Henryk Biegeleisen (1855–1934) was a Polish historian, literary critic, publisher, journalist, and ethnographer specializing in the history of Polish literature from the sixteenth through the nineteenth century. His greatest accomplishment in the field of publishing included a series of books devoted to Romanticism in Poland. He prepared annotated editions of works of the Polish national bards: Adam Mickiewicz, Juliusz Słowacki, and Zygmunt Krasiński.

● **Data listing**:

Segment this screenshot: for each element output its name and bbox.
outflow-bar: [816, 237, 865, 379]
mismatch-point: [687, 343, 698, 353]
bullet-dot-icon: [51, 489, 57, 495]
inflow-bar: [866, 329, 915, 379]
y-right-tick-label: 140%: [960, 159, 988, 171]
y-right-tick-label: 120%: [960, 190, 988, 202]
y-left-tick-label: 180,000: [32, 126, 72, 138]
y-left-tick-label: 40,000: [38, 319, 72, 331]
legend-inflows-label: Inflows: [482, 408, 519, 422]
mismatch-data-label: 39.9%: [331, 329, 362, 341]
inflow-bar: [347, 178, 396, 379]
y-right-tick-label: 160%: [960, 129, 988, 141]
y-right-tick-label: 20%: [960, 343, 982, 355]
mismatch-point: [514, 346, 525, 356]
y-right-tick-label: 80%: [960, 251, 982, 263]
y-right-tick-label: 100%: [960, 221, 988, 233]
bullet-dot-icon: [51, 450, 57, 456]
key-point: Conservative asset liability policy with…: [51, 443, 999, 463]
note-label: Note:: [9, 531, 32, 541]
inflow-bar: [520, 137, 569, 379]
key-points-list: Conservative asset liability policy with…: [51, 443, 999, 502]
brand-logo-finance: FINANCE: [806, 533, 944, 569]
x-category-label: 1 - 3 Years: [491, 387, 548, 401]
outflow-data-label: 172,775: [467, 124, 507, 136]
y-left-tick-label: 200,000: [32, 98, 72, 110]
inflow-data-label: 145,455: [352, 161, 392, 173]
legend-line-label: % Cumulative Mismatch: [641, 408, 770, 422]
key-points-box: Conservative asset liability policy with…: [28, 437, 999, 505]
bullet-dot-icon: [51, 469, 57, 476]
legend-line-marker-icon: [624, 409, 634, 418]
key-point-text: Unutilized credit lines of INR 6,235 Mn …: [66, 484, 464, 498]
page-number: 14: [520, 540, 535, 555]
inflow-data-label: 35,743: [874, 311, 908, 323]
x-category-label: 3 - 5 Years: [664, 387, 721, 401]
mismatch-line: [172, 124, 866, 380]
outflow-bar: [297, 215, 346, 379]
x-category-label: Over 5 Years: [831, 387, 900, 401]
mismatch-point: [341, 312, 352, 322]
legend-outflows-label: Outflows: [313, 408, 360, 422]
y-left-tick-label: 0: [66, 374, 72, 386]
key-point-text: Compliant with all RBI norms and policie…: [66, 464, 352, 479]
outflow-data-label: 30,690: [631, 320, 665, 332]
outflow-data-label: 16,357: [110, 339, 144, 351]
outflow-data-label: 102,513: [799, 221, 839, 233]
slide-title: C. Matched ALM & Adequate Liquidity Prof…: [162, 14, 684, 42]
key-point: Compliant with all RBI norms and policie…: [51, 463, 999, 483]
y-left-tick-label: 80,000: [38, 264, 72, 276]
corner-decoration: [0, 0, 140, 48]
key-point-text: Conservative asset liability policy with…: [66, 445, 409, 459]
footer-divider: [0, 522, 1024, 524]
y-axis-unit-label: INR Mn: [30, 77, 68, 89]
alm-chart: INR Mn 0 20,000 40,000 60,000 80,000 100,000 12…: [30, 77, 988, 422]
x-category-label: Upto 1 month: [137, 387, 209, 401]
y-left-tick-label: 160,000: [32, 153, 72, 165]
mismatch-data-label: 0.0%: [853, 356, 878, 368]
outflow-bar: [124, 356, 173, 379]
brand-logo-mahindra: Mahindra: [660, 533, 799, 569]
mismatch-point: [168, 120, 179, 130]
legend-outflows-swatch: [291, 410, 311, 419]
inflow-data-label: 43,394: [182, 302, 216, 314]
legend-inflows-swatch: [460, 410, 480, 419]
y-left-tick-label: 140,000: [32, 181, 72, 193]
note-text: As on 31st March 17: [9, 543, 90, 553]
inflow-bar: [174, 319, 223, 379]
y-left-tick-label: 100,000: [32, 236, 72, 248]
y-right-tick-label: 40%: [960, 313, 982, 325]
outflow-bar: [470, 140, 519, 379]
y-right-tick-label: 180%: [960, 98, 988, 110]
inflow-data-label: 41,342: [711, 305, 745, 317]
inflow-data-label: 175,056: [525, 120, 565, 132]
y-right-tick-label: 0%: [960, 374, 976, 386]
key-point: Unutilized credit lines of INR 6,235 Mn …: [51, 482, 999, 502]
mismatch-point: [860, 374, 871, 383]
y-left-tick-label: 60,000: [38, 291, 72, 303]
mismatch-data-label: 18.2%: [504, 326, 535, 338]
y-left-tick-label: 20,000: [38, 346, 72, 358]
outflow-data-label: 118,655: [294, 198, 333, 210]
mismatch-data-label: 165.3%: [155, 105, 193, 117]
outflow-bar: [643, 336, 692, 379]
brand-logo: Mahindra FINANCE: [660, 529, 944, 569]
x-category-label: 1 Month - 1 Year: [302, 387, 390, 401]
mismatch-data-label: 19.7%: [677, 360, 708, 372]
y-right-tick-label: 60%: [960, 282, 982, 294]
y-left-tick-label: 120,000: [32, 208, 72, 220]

● **Exercises**:
1 > Could you restate the Biegeleisen passage, starting at "Henryk Biegeleisen (1855–1934)" and ending at "and Zygmunt Krasiński.", swapping "Romanticism" for "Positivism"?
2 > Can you pick up the passage on Henryk Biegeleisen after its final sentence and continue it?

● **Answers given**:
1 >
Henryk Biegeleisen (1855–1934) was a Polish historian, literary critic, publisher, journalist, and ethnographer specializing in the history of Polish literature from the sixteenth through the nineteenth century. His greatest accomplishment in the field of publishing included a series of books devoted to Positivism in Poland. He prepared annotated editions of works of the Polish national bards: Adam Mickiewicz, Juliusz Słowacki, and Zygmunt Krasiński.

2 >
==Career==
Between 1899 and 1906 Biegeleisen wrote and published a five volume literary study titled An Illustrated History of Polish Literature (Ilustrowane dzieje literatury polskiej), which was a rare and valuable compendium and recapitulation of his lifelong research. His other work published between 1927 and 1931 were studies of Polish customs, beliefs and age-old traditions in several volumes titles Mother and Child in the Rites, Beliefs, and Customs of the Polish Folk (Matka i dziecko w obrzędach, wierzeniach i zwyczajach ludu polskiego), Medicine of the Polish Folk (Lecznictwo ludu polskiego), Weddings (Wesele), At the Cradle – Before the Altar – By the Tomb (U kolebki – przed ołtarzem – nad mogiła), and Death in the Rites, Customs, and Beliefs of the Polish Folk (Śmierć w obrzędach, zwyczajach wierzeniach ludu polskiego).

== Private life ==
His sons were Bolesław Biegeleisen and Leon Biegeleisen.